Work to complete:
Please quote the material exactly, every line of it.

===== Supplied information =====

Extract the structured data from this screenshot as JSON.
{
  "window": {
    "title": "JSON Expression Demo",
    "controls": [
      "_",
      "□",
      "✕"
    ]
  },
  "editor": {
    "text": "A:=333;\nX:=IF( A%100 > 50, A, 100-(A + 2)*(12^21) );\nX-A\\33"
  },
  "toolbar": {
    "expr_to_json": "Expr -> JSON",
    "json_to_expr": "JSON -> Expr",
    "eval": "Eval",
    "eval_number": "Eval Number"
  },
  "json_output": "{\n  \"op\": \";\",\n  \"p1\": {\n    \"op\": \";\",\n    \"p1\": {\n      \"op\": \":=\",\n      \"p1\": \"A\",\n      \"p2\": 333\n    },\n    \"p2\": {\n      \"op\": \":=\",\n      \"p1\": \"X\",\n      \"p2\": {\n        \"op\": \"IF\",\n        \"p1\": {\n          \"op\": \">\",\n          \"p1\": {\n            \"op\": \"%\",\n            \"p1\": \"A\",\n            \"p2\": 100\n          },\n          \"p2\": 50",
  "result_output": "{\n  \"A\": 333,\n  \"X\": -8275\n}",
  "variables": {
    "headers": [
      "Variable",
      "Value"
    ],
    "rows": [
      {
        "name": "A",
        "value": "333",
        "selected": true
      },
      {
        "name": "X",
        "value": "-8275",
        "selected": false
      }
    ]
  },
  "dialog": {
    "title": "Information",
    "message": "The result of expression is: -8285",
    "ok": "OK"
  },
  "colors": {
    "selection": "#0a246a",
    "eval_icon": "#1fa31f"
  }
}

=====

Reply to the exercise:
Extract the structured data from this screenshot as JSON.
{
  "window": {
    "title": "JSON Expression Demo",
    "controls": [
      "_",
      "□",
      "✕"
    ]
  },
  "editor": {
    "text": "A:=333;\nX:=IF( A%100 > 50, A, 100-(A + 2)*(12^21) );\nX-A\\33"
  },
  "toolbar": {
    "expr_to_json": "Expr -> JSON",
    "json_to_expr": "JSON -> Expr",
    "eval": "Eval",
    "eval_number": "Eval Number"
  },
  "json_output": "{\n  \"op\": \";\",\n  \"p1\": {\n    \"op\": \";\",\n    \"p1\": {\n      \"op\": \":=\",\n      \"p1\": \"A\",\n      \"p2\": 333\n    },\n    \"p2\": {\n      \"op\": \":=\",\n      \"p1\": \"X\",\n      \"p2\": {\n        \"op\": \"IF\",\n        \"p1\": {\n          \"op\": \">\",\n          \"p1\": {\n            \"op\": \"%\",\n            \"p1\": \"A\",\n            \"p2\": 100\n          },\n          \"p2\": 50",
  "result_output": "{\n  \"A\": 333,\n  \"X\": -8275\n}",
  "variables": {
    "headers": [
      "Variable",
      "Value"
    ],
    "rows": [
      {
        "name": "A",
        "value": "333",
        "selected": true
      },
      {
        "name": "X",
        "value": "-8275",
        "selected": false
      }
    ]
  },
  "dialog": {
    "title": "Information",
    "message": "The result of expression is: -8285",
    "ok": "OK"
  },
  "colors": {
    "selection": "#0a246a",
    "eval_icon": "#1fa31f"
  }
}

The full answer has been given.